PROBLEM DETAILS -
Locate every line that holds the string "name" and copy it.

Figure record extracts
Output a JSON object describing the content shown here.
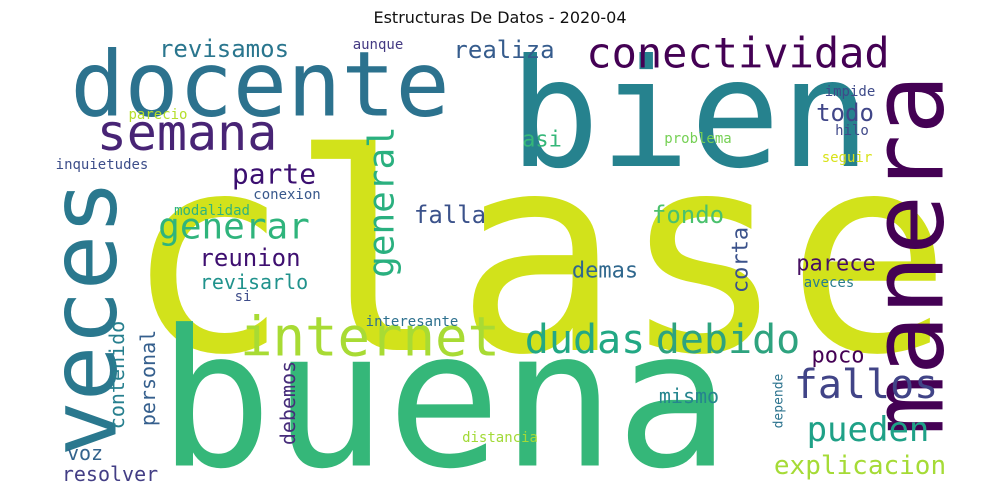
{
  "chart_data": {
    "type": "wordcloud",
    "title": "Estructuras De Datos - 2020-04",
    "words": [
      {
        "text": "clase",
        "color": "#d2e21b"
      },
      {
        "text": "buena",
        "color": "#35b779"
      },
      {
        "text": "bien",
        "color": "#26828e"
      },
      {
        "text": "docente",
        "color": "#2c728e"
      },
      {
        "text": "manera",
        "color": "#440154"
      },
      {
        "text": "veces",
        "color": "#2a788e"
      },
      {
        "text": "internet",
        "color": "#a8db34"
      },
      {
        "text": "semana",
        "color": "#482475"
      },
      {
        "text": "conectividad",
        "color": "#440154"
      },
      {
        "text": "dudas",
        "color": "#22a884"
      },
      {
        "text": "debido",
        "color": "#2ea37f"
      },
      {
        "text": "generar",
        "color": "#2fb47c"
      },
      {
        "text": "general",
        "color": "#2ab07f"
      },
      {
        "text": "fallos",
        "color": "#414487"
      },
      {
        "text": "pueden",
        "color": "#1fa187"
      },
      {
        "text": "explicacion",
        "color": "#a5db36"
      },
      {
        "text": "parte",
        "color": "#3b0f70"
      },
      {
        "text": "reunion",
        "color": "#3e0f70"
      },
      {
        "text": "revisarlo",
        "color": "#20928c"
      },
      {
        "text": "revisamos",
        "color": "#2a768e"
      },
      {
        "text": "realiza",
        "color": "#365c8d"
      },
      {
        "text": "todo",
        "color": "#404688"
      },
      {
        "text": "asi",
        "color": "#35b779"
      },
      {
        "text": "falla",
        "color": "#3b528b"
      },
      {
        "text": "fondo",
        "color": "#4ac16d"
      },
      {
        "text": "demas",
        "color": "#30688e"
      },
      {
        "text": "parece",
        "color": "#471063"
      },
      {
        "text": "corta",
        "color": "#3b528b"
      },
      {
        "text": "poco",
        "color": "#440154"
      },
      {
        "text": "mismo",
        "color": "#25858e"
      },
      {
        "text": "contenido",
        "color": "#277f8e"
      },
      {
        "text": "personal",
        "color": "#355f8d"
      },
      {
        "text": "debemos",
        "color": "#472d7b"
      },
      {
        "text": "voz",
        "color": "#33638d"
      },
      {
        "text": "resolver",
        "color": "#433e85"
      },
      {
        "text": "impide",
        "color": "#3e4a89"
      },
      {
        "text": "hilo",
        "color": "#3f4889"
      },
      {
        "text": "seguir",
        "color": "#d8e219"
      },
      {
        "text": "problema",
        "color": "#75d054"
      },
      {
        "text": "parecio",
        "color": "#b5de2b"
      },
      {
        "text": "aunque",
        "color": "#443a83"
      },
      {
        "text": "inquietudes",
        "color": "#3d4e8a"
      },
      {
        "text": "conexion",
        "color": "#38588c"
      },
      {
        "text": "modalidad",
        "color": "#2fb47c"
      },
      {
        "text": "si",
        "color": "#3e4c8a"
      },
      {
        "text": "interesante",
        "color": "#2d708e"
      },
      {
        "text": "aveces",
        "color": "#287c8e"
      },
      {
        "text": "depende",
        "color": "#2c738e"
      },
      {
        "text": "distancia",
        "color": "#a2da37"
      }
    ]
  }
}
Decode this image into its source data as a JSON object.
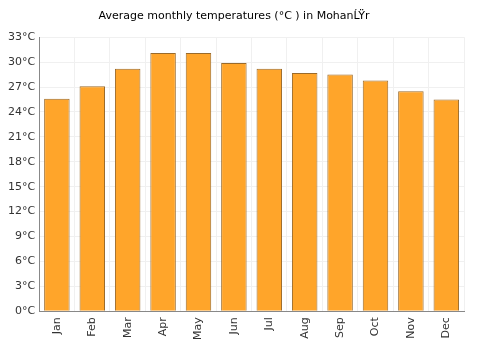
{
  "chart_data": {
    "type": "bar",
    "title": "Average monthly temperatures (°C ) in MohanĹŸr",
    "categories": [
      "Jan",
      "Feb",
      "Mar",
      "Apr",
      "May",
      "Jun",
      "Jul",
      "Aug",
      "Sep",
      "Oct",
      "Nov",
      "Dec"
    ],
    "values": [
      25.6,
      27.1,
      29.2,
      31.1,
      31.1,
      29.9,
      29.2,
      28.7,
      28.5,
      27.8,
      26.5,
      25.5
    ],
    "color": "#ffa52a",
    "ylim": [
      0,
      33
    ],
    "yticks": [
      {
        "value": 0,
        "label": "0°C"
      },
      {
        "value": 3,
        "label": "3°C"
      },
      {
        "value": 6,
        "label": "6°C"
      },
      {
        "value": 9,
        "label": "9°C"
      },
      {
        "value": 12,
        "label": "12°C"
      },
      {
        "value": 15,
        "label": "15°C"
      },
      {
        "value": 18,
        "label": "18°C"
      },
      {
        "value": 21,
        "label": "21°C"
      },
      {
        "value": 24,
        "label": "24°C"
      },
      {
        "value": 27,
        "label": "27°C"
      },
      {
        "value": 30,
        "label": "30°C"
      },
      {
        "value": 33,
        "label": "33°C"
      }
    ],
    "grid": true
  }
}
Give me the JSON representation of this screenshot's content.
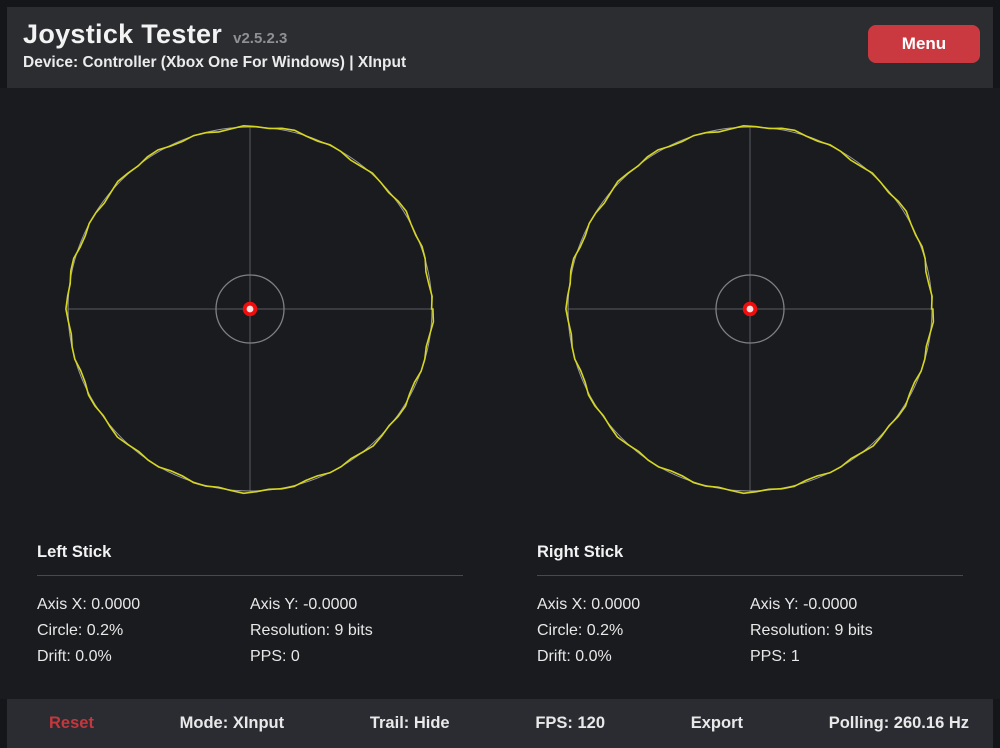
{
  "header": {
    "title": "Joystick Tester",
    "version": "v2.5.2.3",
    "device": "Device: Controller (Xbox One For Windows) | XInput",
    "menu_label": "Menu"
  },
  "colors": {
    "accent_red": "#cb3940",
    "reset_red": "#c4373d",
    "range_ring_yellow": "#d6d622",
    "reference_circle_gray": "#9b9da0",
    "crosshair_gray": "#585b60",
    "inner_circle_gray": "#7d8185",
    "dot_outer_red": "#f20d0d",
    "dot_inner_white": "#f4e0e0"
  },
  "sticks": [
    {
      "name": "Left Stick",
      "col1": [
        "Axis X: 0.0000",
        "Circle: 0.2%",
        "Drift: 0.0%"
      ],
      "col2": [
        "Axis Y: -0.0000",
        "Resolution: 9 bits",
        "PPS: 0"
      ]
    },
    {
      "name": "Right Stick",
      "col1": [
        "Axis X: 0.0000",
        "Circle: 0.2%",
        "Drift: 0.0%"
      ],
      "col2": [
        "Axis Y: -0.0000",
        "Resolution: 9 bits",
        "PPS: 1"
      ]
    }
  ],
  "footer": {
    "reset_label": "Reset",
    "mode": "Mode: XInput",
    "trail": "Trail: Hide",
    "fps": "FPS: 120",
    "export_label": "Export",
    "polling": "Polling: 260.16 Hz"
  }
}
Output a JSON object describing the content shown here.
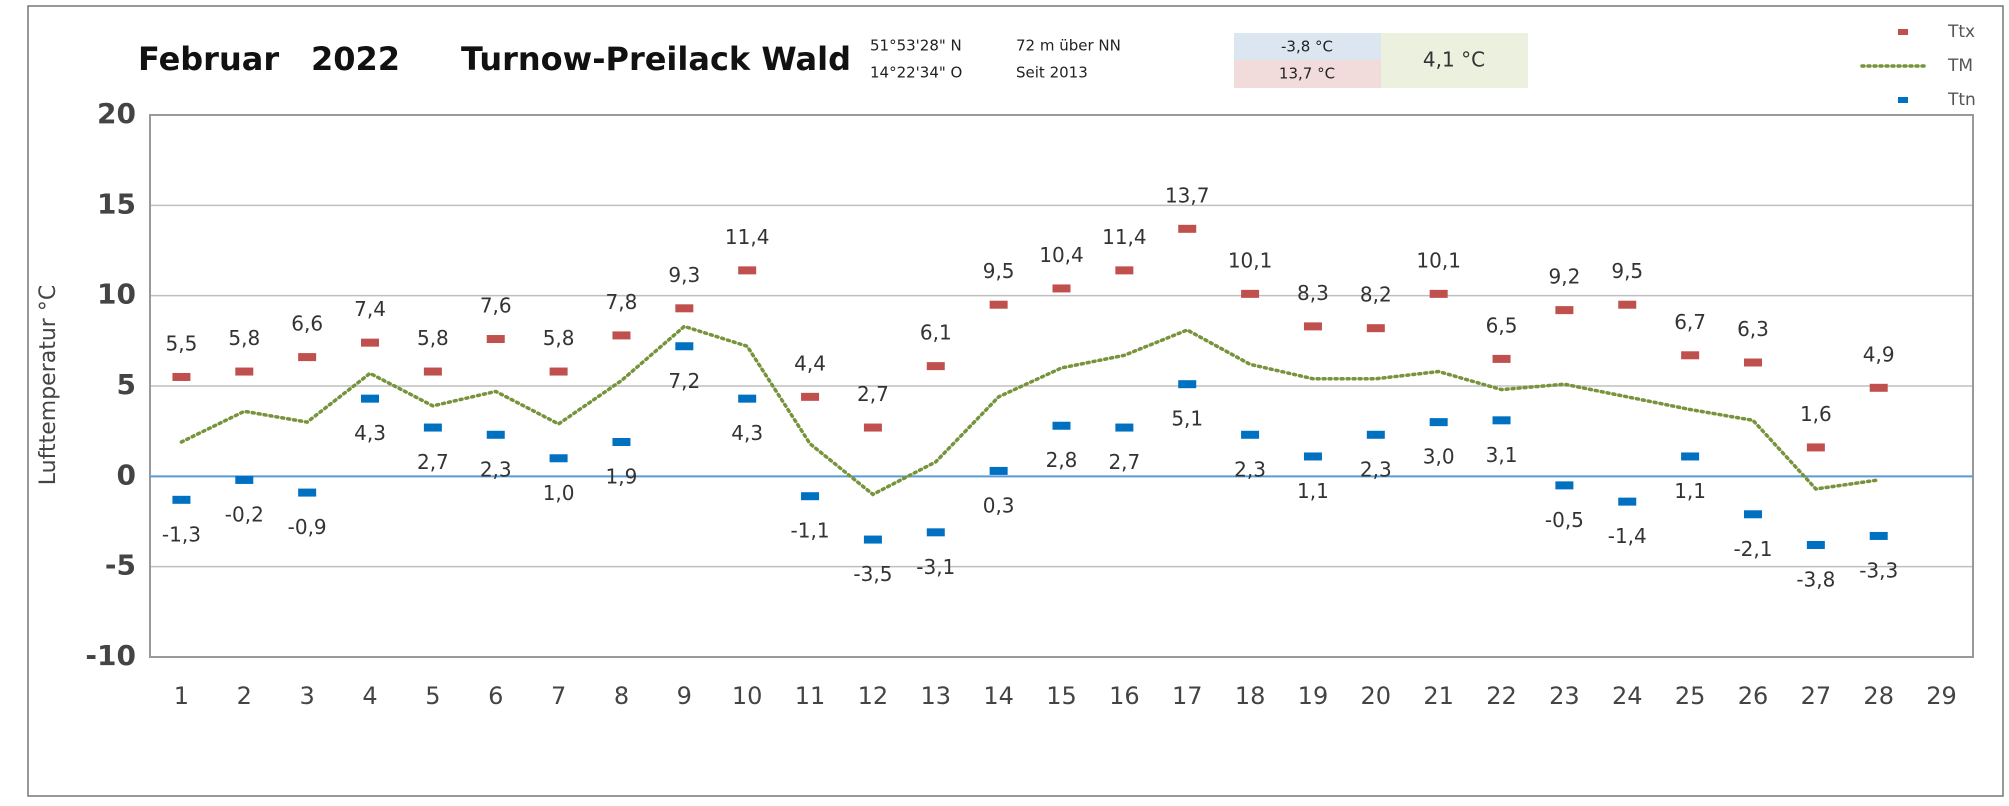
{
  "chart_data": {
    "type": "line",
    "title": "Februar",
    "year": "2022",
    "station": "Turnow-Preilack Wald",
    "latitude": "51°53'28\" N",
    "longitude": "14°22'34\" O",
    "elevation": "72 m über NN",
    "since": "Seit 2013",
    "min_label": "-3,8 °C",
    "max_label": "13,7 °C",
    "mean_label": "4,1 °C",
    "y_label": "Lufttemperatur °C",
    "categories": [
      "1",
      "2",
      "3",
      "4",
      "5",
      "6",
      "7",
      "8",
      "9",
      "10",
      "11",
      "12",
      "13",
      "14",
      "15",
      "16",
      "17",
      "18",
      "19",
      "20",
      "21",
      "22",
      "23",
      "24",
      "25",
      "26",
      "27",
      "28",
      "29"
    ],
    "ylim": [
      -10,
      20
    ],
    "yticks": [
      -10,
      -5,
      0,
      5,
      10,
      15,
      20
    ],
    "grid": true,
    "legend": "top-right",
    "series": [
      {
        "name": "Ttx",
        "color": "#c0504d",
        "marker": "dash",
        "label_position": "above",
        "values": [
          5.5,
          5.8,
          6.6,
          7.4,
          5.8,
          7.6,
          5.8,
          7.8,
          9.3,
          11.4,
          4.4,
          2.7,
          6.1,
          9.5,
          10.4,
          11.4,
          13.7,
          10.1,
          8.3,
          8.2,
          10.1,
          6.5,
          9.2,
          9.5,
          6.7,
          6.3,
          1.6,
          4.9,
          null
        ],
        "value_labels": [
          "5,5",
          "5,8",
          "6,6",
          "7,4",
          "5,8",
          "7,6",
          "5,8",
          "7,8",
          "9,3",
          "11,4",
          "4,4",
          "2,7",
          "6,1",
          "9,5",
          "10,4",
          "11,4",
          "13,7",
          "10,1",
          "8,3",
          "8,2",
          "10,1",
          "6,5",
          "9,2",
          "9,5",
          "6,7",
          "6,3",
          "1,6",
          "4,9",
          null
        ]
      },
      {
        "name": "TM",
        "color": "#77933c",
        "marker": "dotted-line",
        "values": [
          1.9,
          3.6,
          3.0,
          5.7,
          3.9,
          4.7,
          2.9,
          5.3,
          8.3,
          7.2,
          1.8,
          -1.0,
          0.8,
          4.4,
          6.0,
          6.7,
          8.1,
          6.2,
          5.4,
          5.4,
          5.8,
          4.8,
          5.1,
          4.4,
          3.7,
          3.1,
          -0.7,
          -0.2,
          null
        ]
      },
      {
        "name": "Ttn",
        "color": "#0070c0",
        "marker": "dash",
        "label_position": "below",
        "values": [
          -1.3,
          -0.2,
          -0.9,
          4.3,
          2.7,
          2.3,
          1.0,
          1.9,
          7.2,
          4.3,
          -1.1,
          -3.5,
          -3.1,
          0.3,
          2.8,
          2.7,
          5.1,
          2.3,
          1.1,
          2.3,
          3.0,
          3.1,
          -0.5,
          -1.4,
          1.1,
          -2.1,
          -3.8,
          -3.3,
          null
        ],
        "value_labels": [
          "-1,3",
          "-0,2",
          "-0,9",
          "4,3",
          "2,7",
          "2,3",
          "1,0",
          "1,9",
          "7,2",
          "4,3",
          "-1,1",
          "-3,5",
          "-3,1",
          "0,3",
          "2,8",
          "2,7",
          "5,1",
          "2,3",
          "1,1",
          "2,3",
          "3,0",
          "3,1",
          "-0,5",
          "-1,4",
          "1,1",
          "-2,1",
          "-3,8",
          "-3,3",
          null
        ]
      }
    ]
  }
}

EXERCISE OUTPUT -
      "name": "Left Stick",
      "name": "Right Stick",
        "name": "Ttx",
        "name": "TM",
        "name": "Ttn",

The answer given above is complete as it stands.